[Saved entries]
^^^^^^^^

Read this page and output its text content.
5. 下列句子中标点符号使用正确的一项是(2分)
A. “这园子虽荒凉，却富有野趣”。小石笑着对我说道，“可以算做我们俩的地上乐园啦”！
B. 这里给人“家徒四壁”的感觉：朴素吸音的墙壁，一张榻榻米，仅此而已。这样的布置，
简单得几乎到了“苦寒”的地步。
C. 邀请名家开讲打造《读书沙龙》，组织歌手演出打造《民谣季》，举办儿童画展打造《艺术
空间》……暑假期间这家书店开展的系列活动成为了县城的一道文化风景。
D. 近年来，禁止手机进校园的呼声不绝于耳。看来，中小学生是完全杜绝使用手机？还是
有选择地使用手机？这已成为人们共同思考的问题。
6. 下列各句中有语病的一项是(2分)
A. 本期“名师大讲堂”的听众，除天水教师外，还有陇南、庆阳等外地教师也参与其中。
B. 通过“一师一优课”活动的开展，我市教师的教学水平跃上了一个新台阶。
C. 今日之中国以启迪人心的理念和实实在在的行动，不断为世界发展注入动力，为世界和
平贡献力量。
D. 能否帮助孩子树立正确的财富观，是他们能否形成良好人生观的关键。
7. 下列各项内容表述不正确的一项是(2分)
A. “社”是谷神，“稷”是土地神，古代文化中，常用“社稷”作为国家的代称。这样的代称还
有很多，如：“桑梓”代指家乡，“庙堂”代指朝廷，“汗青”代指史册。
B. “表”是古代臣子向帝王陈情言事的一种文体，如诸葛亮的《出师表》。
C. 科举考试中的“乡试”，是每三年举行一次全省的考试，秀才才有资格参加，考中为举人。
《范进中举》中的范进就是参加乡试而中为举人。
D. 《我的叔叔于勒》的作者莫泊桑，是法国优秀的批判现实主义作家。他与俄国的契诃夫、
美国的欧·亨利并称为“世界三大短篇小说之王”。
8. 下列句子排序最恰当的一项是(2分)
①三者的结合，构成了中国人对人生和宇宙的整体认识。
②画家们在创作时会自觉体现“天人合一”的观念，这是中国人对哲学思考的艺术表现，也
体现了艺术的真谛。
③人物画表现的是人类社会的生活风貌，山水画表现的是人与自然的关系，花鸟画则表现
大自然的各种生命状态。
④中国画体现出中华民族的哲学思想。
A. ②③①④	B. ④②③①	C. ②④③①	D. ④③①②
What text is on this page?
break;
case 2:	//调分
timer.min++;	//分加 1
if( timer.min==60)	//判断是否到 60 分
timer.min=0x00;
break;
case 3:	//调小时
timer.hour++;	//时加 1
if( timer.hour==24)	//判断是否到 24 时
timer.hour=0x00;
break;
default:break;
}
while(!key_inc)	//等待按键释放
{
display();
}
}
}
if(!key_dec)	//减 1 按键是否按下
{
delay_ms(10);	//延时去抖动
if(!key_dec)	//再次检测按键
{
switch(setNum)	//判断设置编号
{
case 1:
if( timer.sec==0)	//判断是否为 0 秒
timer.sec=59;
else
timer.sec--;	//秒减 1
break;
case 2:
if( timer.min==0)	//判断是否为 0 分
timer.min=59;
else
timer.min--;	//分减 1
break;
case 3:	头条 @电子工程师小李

^^^^^^^^

Aim of the task: Print all the data exactly.

Output of the task:
Read this page and output its text content.
5. 下列句子中标点符号使用正确的一项是(2分)
A. “这园子虽荒凉，却富有野趣”。小石笑着对我说道，“可以算做我们俩的地上乐园啦”！
B. 这里给人“家徒四壁”的感觉：朴素吸音的墙壁，一张榻榻米，仅此而已。这样的布置，
简单得几乎到了“苦寒”的地步。
C. 邀请名家开讲打造《读书沙龙》，组织歌手演出打造《民谣季》，举办儿童画展打造《艺术
空间》……暑假期间这家书店开展的系列活动成为了县城的一道文化风景。
D. 近年来，禁止手机进校园的呼声不绝于耳。看来，中小学生是完全杜绝使用手机？还是
有选择地使用手机？这已成为人们共同思考的问题。
6. 下列各句中有语病的一项是(2分)
A. 本期“名师大讲堂”的听众，除天水教师外，还有陇南、庆阳等外地教师也参与其中。
B. 通过“一师一优课”活动的开展，我市教师的教学水平跃上了一个新台阶。
C. 今日之中国以启迪人心的理念和实实在在的行动，不断为世界发展注入动力，为世界和
平贡献力量。
D. 能否帮助孩子树立正确的财富观，是他们能否形成良好人生观的关键。
7. 下列各项内容表述不正确的一项是(2分)
A. “社”是谷神，“稷”是土地神，古代文化中，常用“社稷”作为国家的代称。这样的代称还
有很多，如：“桑梓”代指家乡，“庙堂”代指朝廷，“汗青”代指史册。
B. “表”是古代臣子向帝王陈情言事的一种文体，如诸葛亮的《出师表》。
C. 科举考试中的“乡试”，是每三年举行一次全省的考试，秀才才有资格参加，考中为举人。
《范进中举》中的范进就是参加乡试而中为举人。
D. 《我的叔叔于勒》的作者莫泊桑，是法国优秀的批判现实主义作家。他与俄国的契诃夫、
美国的欧·亨利并称为“世界三大短篇小说之王”。
8. 下列句子排序最恰当的一项是(2分)
①三者的结合，构成了中国人对人生和宇宙的整体认识。
②画家们在创作时会自觉体现“天人合一”的观念，这是中国人对哲学思考的艺术表现，也
体现了艺术的真谛。
③人物画表现的是人类社会的生活风貌，山水画表现的是人与自然的关系，花鸟画则表现
大自然的各种生命状态。
④中国画体现出中华民族的哲学思想。
A. ②③①④	B. ④②③①	C. ②④③①	D. ④③①②
What text is on this page?
break;
case 2:	//调分
timer.min++;	//分加 1
if( timer.min==60)	//判断是否到 60 分
timer.min=0x00;
break;
case 3:	//调小时
timer.hour++;	//时加 1
if( timer.hour==24)	//判断是否到 24 时
timer.hour=0x00;
break;
default:break;
}
while(!key_inc)	//等待按键释放
{
display();
}
}
}
if(!key_dec)	//减 1 按键是否按下
{
delay_ms(10);	//延时去抖动
if(!key_dec)	//再次检测按键
{
switch(setNum)	//判断设置编号
{
case 1:
if( timer.sec==0)	//判断是否为 0 秒
timer.sec=59;
else
timer.sec--;	//秒减 1
break;
case 2:
if( timer.min==0)	//判断是否为 0 分
timer.min=59;
else
timer.min--;	//分减 1
break;
case 3:	头条 @电子工程师小李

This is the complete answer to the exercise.